• [Stated task] Write out the complete material exactly as it stands.

• [Material to process]
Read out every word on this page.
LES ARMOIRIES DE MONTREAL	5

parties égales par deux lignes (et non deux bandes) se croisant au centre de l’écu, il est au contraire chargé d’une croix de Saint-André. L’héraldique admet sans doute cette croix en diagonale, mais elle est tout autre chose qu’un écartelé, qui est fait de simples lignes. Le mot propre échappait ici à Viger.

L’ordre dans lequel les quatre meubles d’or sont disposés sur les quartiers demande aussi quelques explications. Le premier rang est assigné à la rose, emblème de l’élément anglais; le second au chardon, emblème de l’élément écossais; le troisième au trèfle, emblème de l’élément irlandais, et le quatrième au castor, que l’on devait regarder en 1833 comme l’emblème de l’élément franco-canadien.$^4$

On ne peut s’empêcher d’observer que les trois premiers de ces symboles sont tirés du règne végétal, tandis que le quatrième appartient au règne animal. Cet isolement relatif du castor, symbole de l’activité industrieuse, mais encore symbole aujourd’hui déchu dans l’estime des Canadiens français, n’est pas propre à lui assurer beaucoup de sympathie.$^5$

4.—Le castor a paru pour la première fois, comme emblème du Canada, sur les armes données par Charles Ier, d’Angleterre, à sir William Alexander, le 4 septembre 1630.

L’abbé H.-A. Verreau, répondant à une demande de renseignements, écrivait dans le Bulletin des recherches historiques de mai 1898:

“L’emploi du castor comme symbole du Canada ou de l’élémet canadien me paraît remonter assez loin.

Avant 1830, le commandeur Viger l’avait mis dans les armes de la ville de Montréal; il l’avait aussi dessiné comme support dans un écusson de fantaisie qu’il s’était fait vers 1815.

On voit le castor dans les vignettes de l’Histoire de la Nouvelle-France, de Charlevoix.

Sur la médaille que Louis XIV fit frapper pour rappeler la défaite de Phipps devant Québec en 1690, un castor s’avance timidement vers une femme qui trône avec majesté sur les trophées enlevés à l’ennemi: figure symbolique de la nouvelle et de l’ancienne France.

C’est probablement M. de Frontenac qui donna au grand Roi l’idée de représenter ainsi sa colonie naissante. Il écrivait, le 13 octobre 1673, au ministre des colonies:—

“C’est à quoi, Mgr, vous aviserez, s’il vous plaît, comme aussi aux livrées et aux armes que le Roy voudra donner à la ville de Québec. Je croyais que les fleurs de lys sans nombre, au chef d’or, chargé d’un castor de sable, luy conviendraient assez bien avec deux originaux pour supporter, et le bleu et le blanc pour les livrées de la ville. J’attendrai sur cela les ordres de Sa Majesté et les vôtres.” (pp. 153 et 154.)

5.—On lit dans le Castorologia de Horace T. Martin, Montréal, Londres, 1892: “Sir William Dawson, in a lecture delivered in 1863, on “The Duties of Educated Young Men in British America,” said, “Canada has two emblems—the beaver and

• [Solution for this problem]
Read out every word on this page.
LES ARMOIRIES DE MONTREAL	5

parties égales par deux lignes (et non deux bandes) se croisant au centre de l’écu, il est au contraire chargé d’une croix de Saint-André. L’héraldique admet sans doute cette croix en diagonale, mais elle est tout autre chose qu’un écartelé, qui est fait de simples lignes. Le mot propre échappait ici à Viger.

L’ordre dans lequel les quatre meubles d’or sont disposés sur les quartiers demande aussi quelques explications. Le premier rang est assigné à la rose, emblème de l’élément anglais; le second au chardon, emblème de l’élément écossais; le troisième au trèfle, emblème de l’élément irlandais, et le quatrième au castor, que l’on devait regarder en 1833 comme l’emblème de l’élément franco-canadien.$^4$

On ne peut s’empêcher d’observer que les trois premiers de ces symboles sont tirés du règne végétal, tandis que le quatrième appartient au règne animal. Cet isolement relatif du castor, symbole de l’activité industrieuse, mais encore symbole aujourd’hui déchu dans l’estime des Canadiens français, n’est pas propre à lui assurer beaucoup de sympathie.$^5$

4.—Le castor a paru pour la première fois, comme emblème du Canada, sur les armes données par Charles Ier, d’Angleterre, à sir William Alexander, le 4 septembre 1630.

L’abbé H.-A. Verreau, répondant à une demande de renseignements, écrivait dans le Bulletin des recherches historiques de mai 1898:

“L’emploi du castor comme symbole du Canada ou de l’élémet canadien me paraît remonter assez loin.

Avant 1830, le commandeur Viger l’avait mis dans les armes de la ville de Montréal; il l’avait aussi dessiné comme support dans un écusson de fantaisie qu’il s’était fait vers 1815.

On voit le castor dans les vignettes de l’Histoire de la Nouvelle-France, de Charlevoix.

Sur la médaille que Louis XIV fit frapper pour rappeler la défaite de Phipps devant Québec en 1690, un castor s’avance timidement vers une femme qui trône avec majesté sur les trophées enlevés à l’ennemi: figure symbolique de la nouvelle et de l’ancienne France.

C’est probablement M. de Frontenac qui donna au grand Roi l’idée de représenter ainsi sa colonie naissante. Il écrivait, le 13 octobre 1673, au ministre des colonies:—

“C’est à quoi, Mgr, vous aviserez, s’il vous plaît, comme aussi aux livrées et aux armes que le Roy voudra donner à la ville de Québec. Je croyais que les fleurs de lys sans nombre, au chef d’or, chargé d’un castor de sable, luy conviendraient assez bien avec deux originaux pour supporter, et le bleu et le blanc pour les livrées de la ville. J’attendrai sur cela les ordres de Sa Majesté et les vôtres.” (pp. 153 et 154.)

5.—On lit dans le Castorologia de Horace T. Martin, Montréal, Londres, 1892: “Sir William Dawson, in a lecture delivered in 1863, on “The Duties of Educated Young Men in British America,” said, “Canada has two emblems—the beaver and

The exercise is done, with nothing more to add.